▸ **Input records**
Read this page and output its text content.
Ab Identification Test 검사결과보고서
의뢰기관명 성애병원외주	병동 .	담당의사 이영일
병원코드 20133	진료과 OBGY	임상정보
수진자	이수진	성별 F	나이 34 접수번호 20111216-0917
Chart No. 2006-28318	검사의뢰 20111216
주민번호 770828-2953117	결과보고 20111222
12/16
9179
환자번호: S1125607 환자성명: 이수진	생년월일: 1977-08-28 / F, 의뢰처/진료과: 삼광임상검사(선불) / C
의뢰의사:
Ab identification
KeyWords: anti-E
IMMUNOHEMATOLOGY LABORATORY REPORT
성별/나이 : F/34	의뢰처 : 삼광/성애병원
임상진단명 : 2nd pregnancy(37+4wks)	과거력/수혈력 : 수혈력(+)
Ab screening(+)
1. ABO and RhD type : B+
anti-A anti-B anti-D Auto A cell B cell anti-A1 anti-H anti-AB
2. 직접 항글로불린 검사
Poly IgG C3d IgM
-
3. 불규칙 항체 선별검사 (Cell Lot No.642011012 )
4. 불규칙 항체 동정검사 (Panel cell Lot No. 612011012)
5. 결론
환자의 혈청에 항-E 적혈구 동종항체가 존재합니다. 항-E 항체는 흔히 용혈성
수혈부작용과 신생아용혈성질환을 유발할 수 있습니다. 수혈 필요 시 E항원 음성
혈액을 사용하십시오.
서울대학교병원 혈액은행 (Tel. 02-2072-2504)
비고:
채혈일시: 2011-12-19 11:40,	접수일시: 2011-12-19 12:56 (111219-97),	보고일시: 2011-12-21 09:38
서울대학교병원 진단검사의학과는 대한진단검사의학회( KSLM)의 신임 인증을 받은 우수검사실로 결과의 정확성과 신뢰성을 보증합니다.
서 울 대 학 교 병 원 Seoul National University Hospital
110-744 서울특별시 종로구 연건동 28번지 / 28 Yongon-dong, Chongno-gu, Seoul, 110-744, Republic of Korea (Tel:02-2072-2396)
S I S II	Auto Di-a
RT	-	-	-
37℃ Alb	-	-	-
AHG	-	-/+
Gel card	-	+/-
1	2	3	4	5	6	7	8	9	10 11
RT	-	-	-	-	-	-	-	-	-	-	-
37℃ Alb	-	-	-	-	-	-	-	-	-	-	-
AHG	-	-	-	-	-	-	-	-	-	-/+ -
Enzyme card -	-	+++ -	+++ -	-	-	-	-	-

▸ **The task**
Extract every record. Keep wording exact.

▸ **Your response**
Read this page and output its text content.
Ab Identification Test 검사결과보고서
의뢰기관명 성애병원외주	병동 .	담당의사 이영일
병원코드 20133	진료과 OBGY	임상정보
수진자	이수진	성별 F	나이 34 접수번호 20111216-0917
Chart No. 2006-28318	검사의뢰 20111216
주민번호 770828-2953117	결과보고 20111222
12/16
9179
환자번호: S1125607 환자성명: 이수진	생년월일: 1977-08-28 / F, 의뢰처/진료과: 삼광임상검사(선불) / C
의뢰의사:
Ab identification
KeyWords: anti-E
IMMUNOHEMATOLOGY LABORATORY REPORT
성별/나이 : F/34	의뢰처 : 삼광/성애병원
임상진단명 : 2nd pregnancy(37+4wks)	과거력/수혈력 : 수혈력(+)
Ab screening(+)
1. ABO and RhD type : B+
anti-A anti-B anti-D Auto A cell B cell anti-A1 anti-H anti-AB
2. 직접 항글로불린 검사
Poly IgG C3d IgM
-
3. 불규칙 항체 선별검사 (Cell Lot No.642011012 )
4. 불규칙 항체 동정검사 (Panel cell Lot No. 612011012)
5. 결론
환자의 혈청에 항-E 적혈구 동종항체가 존재합니다. 항-E 항체는 흔히 용혈성
수혈부작용과 신생아용혈성질환을 유발할 수 있습니다. 수혈 필요 시 E항원 음성
혈액을 사용하십시오.
서울대학교병원 혈액은행 (Tel. 02-2072-2504)
비고:
채혈일시: 2011-12-19 11:40,	접수일시: 2011-12-19 12:56 (111219-97),	보고일시: 2011-12-21 09:38
서울대학교병원 진단검사의학과는 대한진단검사의학회( KSLM)의 신임 인증을 받은 우수검사실로 결과의 정확성과 신뢰성을 보증합니다.
서 울 대 학 교 병 원 Seoul National University Hospital
110-744 서울특별시 종로구 연건동 28번지 / 28 Yongon-dong, Chongno-gu, Seoul, 110-744, Republic of Korea (Tel:02-2072-2396)
S I S II	Auto Di-a
RT	-	-	-
37℃ Alb	-	-	-
AHG	-	-/+
Gel card	-	+/-
1	2	3	4	5	6	7	8	9	10 11
RT	-	-	-	-	-	-	-	-	-	-	-
37℃ Alb	-	-	-	-	-	-	-	-	-	-	-
AHG	-	-	-	-	-	-	-	-	-	-/+ -
Enzyme card -	-	+++ -	+++ -	-	-	-	-	-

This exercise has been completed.